**Stated problem:** Copy out the lines verbatim, from the first line of the records through the line containing "bar-segment xyxy=(302,97,346,118)", including both ends.

══ Task data ══

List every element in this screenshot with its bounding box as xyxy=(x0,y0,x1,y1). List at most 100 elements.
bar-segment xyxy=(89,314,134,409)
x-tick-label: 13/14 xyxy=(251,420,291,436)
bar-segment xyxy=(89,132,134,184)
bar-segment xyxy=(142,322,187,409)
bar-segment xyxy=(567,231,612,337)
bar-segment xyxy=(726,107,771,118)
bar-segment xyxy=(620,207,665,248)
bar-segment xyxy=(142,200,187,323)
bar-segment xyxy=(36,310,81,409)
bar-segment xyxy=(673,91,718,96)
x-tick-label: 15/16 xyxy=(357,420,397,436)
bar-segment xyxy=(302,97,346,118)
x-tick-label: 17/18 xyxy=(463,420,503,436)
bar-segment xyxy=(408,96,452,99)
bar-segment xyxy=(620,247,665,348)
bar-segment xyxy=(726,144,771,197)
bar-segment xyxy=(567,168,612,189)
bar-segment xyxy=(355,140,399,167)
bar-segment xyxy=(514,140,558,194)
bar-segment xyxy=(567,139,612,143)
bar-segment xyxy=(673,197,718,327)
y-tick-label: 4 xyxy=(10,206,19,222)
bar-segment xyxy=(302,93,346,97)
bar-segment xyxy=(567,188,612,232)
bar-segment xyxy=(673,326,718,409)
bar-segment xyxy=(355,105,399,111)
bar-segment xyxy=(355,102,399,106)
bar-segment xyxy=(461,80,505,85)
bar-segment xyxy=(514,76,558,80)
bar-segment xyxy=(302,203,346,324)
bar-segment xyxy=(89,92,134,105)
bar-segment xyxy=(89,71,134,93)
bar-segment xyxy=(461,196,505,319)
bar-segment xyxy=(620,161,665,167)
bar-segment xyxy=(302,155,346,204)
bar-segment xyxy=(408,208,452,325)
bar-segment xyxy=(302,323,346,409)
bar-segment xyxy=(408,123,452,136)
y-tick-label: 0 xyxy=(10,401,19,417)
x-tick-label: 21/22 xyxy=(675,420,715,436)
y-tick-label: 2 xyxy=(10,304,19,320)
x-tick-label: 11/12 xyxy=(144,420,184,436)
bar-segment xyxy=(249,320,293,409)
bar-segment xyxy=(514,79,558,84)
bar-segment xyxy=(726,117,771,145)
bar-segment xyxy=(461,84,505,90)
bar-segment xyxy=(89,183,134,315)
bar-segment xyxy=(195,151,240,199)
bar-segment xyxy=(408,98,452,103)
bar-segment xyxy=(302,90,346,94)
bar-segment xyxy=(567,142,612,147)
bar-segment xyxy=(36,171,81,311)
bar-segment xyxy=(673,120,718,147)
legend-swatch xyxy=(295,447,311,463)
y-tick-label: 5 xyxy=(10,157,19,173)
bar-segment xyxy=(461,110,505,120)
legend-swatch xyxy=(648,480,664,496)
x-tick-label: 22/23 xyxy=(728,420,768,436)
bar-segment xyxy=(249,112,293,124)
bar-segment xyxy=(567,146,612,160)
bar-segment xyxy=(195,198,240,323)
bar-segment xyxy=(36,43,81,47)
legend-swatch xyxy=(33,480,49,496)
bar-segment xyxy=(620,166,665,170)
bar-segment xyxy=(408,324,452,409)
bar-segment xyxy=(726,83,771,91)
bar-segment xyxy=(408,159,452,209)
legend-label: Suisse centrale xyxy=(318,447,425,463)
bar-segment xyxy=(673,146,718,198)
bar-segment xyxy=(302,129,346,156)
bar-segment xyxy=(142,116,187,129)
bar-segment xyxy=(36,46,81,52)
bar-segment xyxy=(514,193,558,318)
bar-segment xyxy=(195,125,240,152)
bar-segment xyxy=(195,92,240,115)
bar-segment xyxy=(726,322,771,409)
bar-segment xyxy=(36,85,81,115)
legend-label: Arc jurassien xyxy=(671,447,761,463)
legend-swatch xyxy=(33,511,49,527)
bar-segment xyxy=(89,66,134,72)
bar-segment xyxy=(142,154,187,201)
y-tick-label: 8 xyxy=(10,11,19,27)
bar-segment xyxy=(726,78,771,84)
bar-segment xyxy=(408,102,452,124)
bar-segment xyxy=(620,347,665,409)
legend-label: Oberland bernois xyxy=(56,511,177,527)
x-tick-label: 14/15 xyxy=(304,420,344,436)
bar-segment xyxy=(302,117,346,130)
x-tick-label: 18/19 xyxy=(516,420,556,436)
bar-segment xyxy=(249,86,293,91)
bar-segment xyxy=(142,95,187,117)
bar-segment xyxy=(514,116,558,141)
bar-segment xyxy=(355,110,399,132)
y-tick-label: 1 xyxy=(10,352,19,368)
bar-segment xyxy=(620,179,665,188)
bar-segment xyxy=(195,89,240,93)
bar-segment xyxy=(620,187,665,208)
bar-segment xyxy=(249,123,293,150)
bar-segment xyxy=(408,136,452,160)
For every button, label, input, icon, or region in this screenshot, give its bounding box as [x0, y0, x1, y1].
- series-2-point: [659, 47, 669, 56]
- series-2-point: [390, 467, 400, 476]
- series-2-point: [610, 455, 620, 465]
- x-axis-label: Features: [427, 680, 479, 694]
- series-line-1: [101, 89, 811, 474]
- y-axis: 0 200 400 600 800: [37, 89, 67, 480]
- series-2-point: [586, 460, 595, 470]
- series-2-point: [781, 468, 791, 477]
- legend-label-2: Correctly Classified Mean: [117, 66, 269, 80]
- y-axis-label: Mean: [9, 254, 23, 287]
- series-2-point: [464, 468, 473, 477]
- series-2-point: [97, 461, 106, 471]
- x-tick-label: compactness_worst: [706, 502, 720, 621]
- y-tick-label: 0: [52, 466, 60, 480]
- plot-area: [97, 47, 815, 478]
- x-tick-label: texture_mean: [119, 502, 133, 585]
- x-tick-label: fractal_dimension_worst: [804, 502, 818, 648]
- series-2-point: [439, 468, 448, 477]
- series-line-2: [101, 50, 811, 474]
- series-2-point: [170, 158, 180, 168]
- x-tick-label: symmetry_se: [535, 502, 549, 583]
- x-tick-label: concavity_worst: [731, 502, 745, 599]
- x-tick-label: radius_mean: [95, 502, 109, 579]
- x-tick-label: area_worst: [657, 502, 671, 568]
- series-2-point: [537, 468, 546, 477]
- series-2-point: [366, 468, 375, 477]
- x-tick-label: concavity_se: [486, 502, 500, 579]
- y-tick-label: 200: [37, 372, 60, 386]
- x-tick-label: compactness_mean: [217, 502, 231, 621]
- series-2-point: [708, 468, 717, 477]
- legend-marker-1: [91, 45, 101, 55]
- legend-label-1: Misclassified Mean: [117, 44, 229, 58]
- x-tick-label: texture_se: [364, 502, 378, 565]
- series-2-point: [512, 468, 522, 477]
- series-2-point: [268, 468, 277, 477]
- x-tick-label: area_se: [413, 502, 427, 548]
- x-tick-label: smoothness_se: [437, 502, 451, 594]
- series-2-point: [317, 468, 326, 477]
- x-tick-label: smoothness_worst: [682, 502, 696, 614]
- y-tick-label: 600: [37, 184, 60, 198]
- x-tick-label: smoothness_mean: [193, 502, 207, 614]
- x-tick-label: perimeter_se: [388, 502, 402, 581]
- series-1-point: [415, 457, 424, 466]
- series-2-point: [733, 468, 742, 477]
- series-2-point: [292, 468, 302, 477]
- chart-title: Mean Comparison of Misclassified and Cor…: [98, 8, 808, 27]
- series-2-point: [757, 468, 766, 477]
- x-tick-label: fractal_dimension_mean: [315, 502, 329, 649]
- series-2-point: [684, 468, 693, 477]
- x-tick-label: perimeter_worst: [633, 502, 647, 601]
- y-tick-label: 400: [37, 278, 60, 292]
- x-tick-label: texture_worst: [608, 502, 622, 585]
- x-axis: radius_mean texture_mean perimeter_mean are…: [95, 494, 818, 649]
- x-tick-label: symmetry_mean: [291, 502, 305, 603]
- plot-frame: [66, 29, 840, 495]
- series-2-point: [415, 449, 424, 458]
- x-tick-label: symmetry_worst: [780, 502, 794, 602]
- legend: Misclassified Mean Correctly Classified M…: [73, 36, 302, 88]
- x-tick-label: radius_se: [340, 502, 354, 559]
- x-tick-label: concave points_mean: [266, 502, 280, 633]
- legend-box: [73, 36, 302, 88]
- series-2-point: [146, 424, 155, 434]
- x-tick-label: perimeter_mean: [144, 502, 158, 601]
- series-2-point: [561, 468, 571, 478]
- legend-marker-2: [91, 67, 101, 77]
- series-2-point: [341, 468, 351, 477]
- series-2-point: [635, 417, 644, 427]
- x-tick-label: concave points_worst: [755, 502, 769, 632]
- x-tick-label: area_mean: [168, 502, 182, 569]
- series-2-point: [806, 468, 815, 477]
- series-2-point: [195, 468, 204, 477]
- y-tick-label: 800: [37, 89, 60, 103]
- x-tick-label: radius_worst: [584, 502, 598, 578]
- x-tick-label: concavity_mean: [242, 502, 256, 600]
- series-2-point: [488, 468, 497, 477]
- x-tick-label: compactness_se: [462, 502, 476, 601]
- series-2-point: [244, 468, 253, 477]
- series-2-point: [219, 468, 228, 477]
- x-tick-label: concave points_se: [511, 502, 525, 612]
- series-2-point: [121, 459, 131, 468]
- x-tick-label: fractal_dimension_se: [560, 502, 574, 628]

═══

**Complete output:**
List every element in this screenshot with its bounding box as xyxy=(x0,y0,x1,y1). List at most 100 elements.
bar-segment xyxy=(89,314,134,409)
x-tick-label: 13/14 xyxy=(251,420,291,436)
bar-segment xyxy=(89,132,134,184)
bar-segment xyxy=(142,322,187,409)
bar-segment xyxy=(567,231,612,337)
bar-segment xyxy=(726,107,771,118)
bar-segment xyxy=(620,207,665,248)
bar-segment xyxy=(142,200,187,323)
bar-segment xyxy=(36,310,81,409)
bar-segment xyxy=(673,91,718,96)
x-tick-label: 15/16 xyxy=(357,420,397,436)
bar-segment xyxy=(302,97,346,118)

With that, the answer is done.